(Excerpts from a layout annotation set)
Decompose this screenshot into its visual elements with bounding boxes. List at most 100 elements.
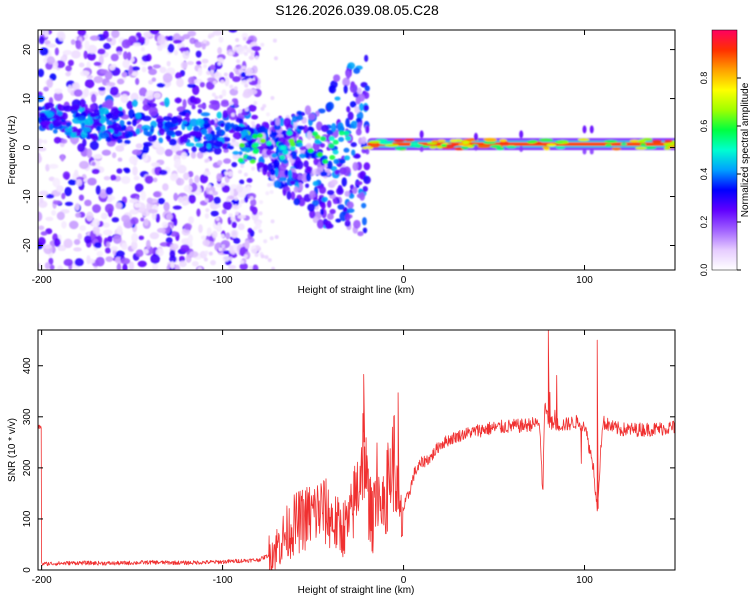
spectrogram-cell	[264, 255, 269, 260]
spectrogram-cell	[620, 142, 627, 146]
spectrogram-cell	[230, 112, 235, 117]
spectrogram-cell	[252, 264, 259, 270]
spectrogram-cell	[278, 176, 287, 182]
spectrogram-cell	[370, 144, 380, 148]
spectrogram-cell	[113, 127, 120, 135]
spectrogram-cell	[142, 97, 148, 107]
spectrogram-cell	[77, 143, 86, 153]
spectrogram-cell	[152, 177, 158, 183]
spectrogram-cell	[207, 183, 212, 188]
spectrogram-cell	[361, 136, 367, 145]
spectrogram-cell	[97, 48, 106, 55]
spectrogram-cell	[105, 247, 111, 254]
spectrogram-cell	[316, 152, 323, 158]
spectrogram-cell	[220, 122, 225, 128]
spectrogram-cell	[84, 40, 90, 51]
spectrogram-cell	[126, 100, 134, 110]
spectrogram-cell	[251, 114, 259, 120]
spectrogram-cell	[278, 136, 286, 144]
spectrogram-cell	[131, 240, 138, 251]
y-tick-label: 400	[22, 357, 33, 374]
spectrogram-cell	[188, 216, 195, 224]
spectrogram-cell	[237, 223, 245, 231]
spectrogram-cell	[441, 144, 448, 148]
spectrogram-cell	[358, 103, 364, 112]
spectrogram-cell	[208, 251, 213, 256]
spectrogram-cell	[345, 135, 352, 141]
spectrogram-cell	[40, 231, 48, 236]
spectrogram-cell	[223, 158, 232, 164]
spectrogram-cell	[288, 169, 293, 180]
y-tick-label: 200	[22, 459, 33, 476]
spectrogram-cell	[254, 253, 259, 258]
spectrogram-cell	[331, 123, 337, 133]
spectrogram-cell	[75, 39, 82, 49]
spectrogram-cell	[52, 118, 62, 127]
spectrogram-cell	[210, 134, 220, 142]
spectrogram-cell	[296, 142, 303, 148]
spectrogram-cell	[234, 196, 239, 201]
spectrogram-cell	[261, 142, 266, 148]
spectrogram-cell	[179, 260, 187, 268]
spectrogram-cell	[222, 250, 232, 255]
spectrogram-cell	[58, 31, 66, 42]
spectrogram-cell	[316, 219, 324, 229]
spectrogram-cell	[239, 259, 244, 264]
snr-background	[38, 330, 675, 570]
spectrogram-cell	[100, 212, 108, 220]
spectrogram-cell	[92, 218, 100, 228]
spectrogram-cell	[121, 176, 131, 185]
spectrogram-cell	[343, 84, 348, 94]
spectrogram-cell	[74, 258, 84, 267]
spectrogram-cell	[162, 116, 173, 121]
spectrogram-cell	[476, 145, 491, 149]
spectrogram-cell	[582, 148, 587, 155]
spectrogram-cell	[248, 104, 257, 112]
spectrogram-cell	[102, 222, 110, 228]
colorbar-label: Normalized spectral amplitude	[740, 82, 750, 217]
spectrogram-cell	[577, 138, 590, 142]
spectrogram-cell	[194, 41, 203, 48]
spectrogram-cell	[183, 223, 192, 231]
spectrogram-cell	[269, 132, 277, 138]
spectrogram-cell	[205, 208, 210, 213]
spectrogram-cell	[38, 147, 47, 152]
spectrogram-cell	[223, 72, 228, 77]
y-tick-label: 300	[22, 408, 33, 425]
spectrogram-cell	[270, 95, 275, 100]
spectrogram-cell	[46, 78, 54, 89]
x-tick-label: 100	[576, 575, 593, 586]
spectrogram-cell	[173, 49, 179, 56]
spectrogram-cell	[70, 126, 78, 133]
spectrogram-cell	[71, 82, 79, 90]
spectrogram-cell	[410, 142, 419, 146]
x-tick-label: -200	[32, 275, 52, 286]
spectrogram-cell	[117, 157, 123, 162]
spectrogram-cell	[73, 238, 81, 246]
spectrogram-cell	[250, 198, 257, 207]
spectrogram-cell	[221, 184, 231, 193]
spectrogram-cell	[103, 42, 111, 50]
spectrogram-cell	[198, 145, 208, 153]
spectrogram-cell	[107, 235, 113, 243]
spectrogram-cell	[357, 231, 364, 237]
spectrogram-cell	[47, 43, 57, 48]
spectrogram-cell	[269, 190, 274, 195]
spectrogram-cell	[132, 166, 138, 176]
spectrogram-cell	[182, 133, 189, 140]
spectrogram-cell	[232, 76, 241, 83]
spectrogram-cell	[139, 95, 145, 101]
spectrogram-cell	[217, 61, 222, 66]
spectrogram-cell	[249, 196, 254, 201]
spectrogram-cell	[38, 106, 44, 111]
spectrogram-cell	[246, 49, 251, 54]
spectrogram-cell	[348, 193, 355, 199]
spectrogram-cell	[304, 105, 312, 116]
spectrogram-cell	[271, 153, 278, 159]
spectrogram-cell	[213, 146, 222, 155]
spectrogram-cell	[200, 235, 207, 240]
spectrogram-cell	[62, 50, 73, 56]
spectrogram-cell	[195, 118, 205, 127]
spectrogram-cell	[395, 147, 407, 151]
spectrogram-cell	[61, 112, 68, 120]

__What is required__
Put everything in the material above, from the line containing "255, 269, 260]" down to the line containing "260, 187, 268]", into a numbered list. Include both of those lines and skip any blank lines.

__Task result__
1. spectrogram-cell	[264, 255, 269, 260]
2. spectrogram-cell	[620, 142, 627, 146]
3. spectrogram-cell	[230, 112, 235, 117]
4. spectrogram-cell	[252, 264, 259, 270]
5. spectrogram-cell	[278, 176, 287, 182]
6. spectrogram-cell	[370, 144, 380, 148]
7. spectrogram-cell	[113, 127, 120, 135]
8. spectrogram-cell	[142, 97, 148, 107]
9. spectrogram-cell	[77, 143, 86, 153]
10. spectrogram-cell	[152, 177, 158, 183]
11. spectrogram-cell	[207, 183, 212, 188]
12. spectrogram-cell	[361, 136, 367, 145]
13. spectrogram-cell	[97, 48, 106, 55]
14. spectrogram-cell	[105, 247, 111, 254]
15. spectrogram-cell	[316, 152, 323, 158]
16. spectrogram-cell	[220, 122, 225, 128]
17. spectrogram-cell	[84, 40, 90, 51]
18. spectrogram-cell	[126, 100, 134, 110]
19. spectrogram-cell	[251, 114, 259, 120]
20. spectrogram-cell	[278, 136, 286, 144]
21. spectrogram-cell	[131, 240, 138, 251]
22. y-tick-label: 400	[22, 357, 33, 374]
23. spectrogram-cell	[188, 216, 195, 224]
24. spectrogram-cell	[237, 223, 245, 231]
25. spectrogram-cell	[441, 144, 448, 148]
26. spectrogram-cell	[358, 103, 364, 112]
27. spectrogram-cell	[208, 251, 213, 256]
28. spectrogram-cell	[345, 135, 352, 141]
29. spectrogram-cell	[40, 231, 48, 236]
30. spectrogram-cell	[223, 158, 232, 164]
31. spectrogram-cell	[288, 169, 293, 180]
32. y-tick-label: 200	[22, 459, 33, 476]
33. spectrogram-cell	[254, 253, 259, 258]
34. spectrogram-cell	[331, 123, 337, 133]
35. spectrogram-cell	[75, 39, 82, 49]
36. spectrogram-cell	[52, 118, 62, 127]
37. spectrogram-cell	[210, 134, 220, 142]
38. spectrogram-cell	[296, 142, 303, 148]
39. spectrogram-cell	[234, 196, 239, 201]
40. spectrogram-cell	[261, 142, 266, 148]
41. spectrogram-cell	[179, 260, 187, 268]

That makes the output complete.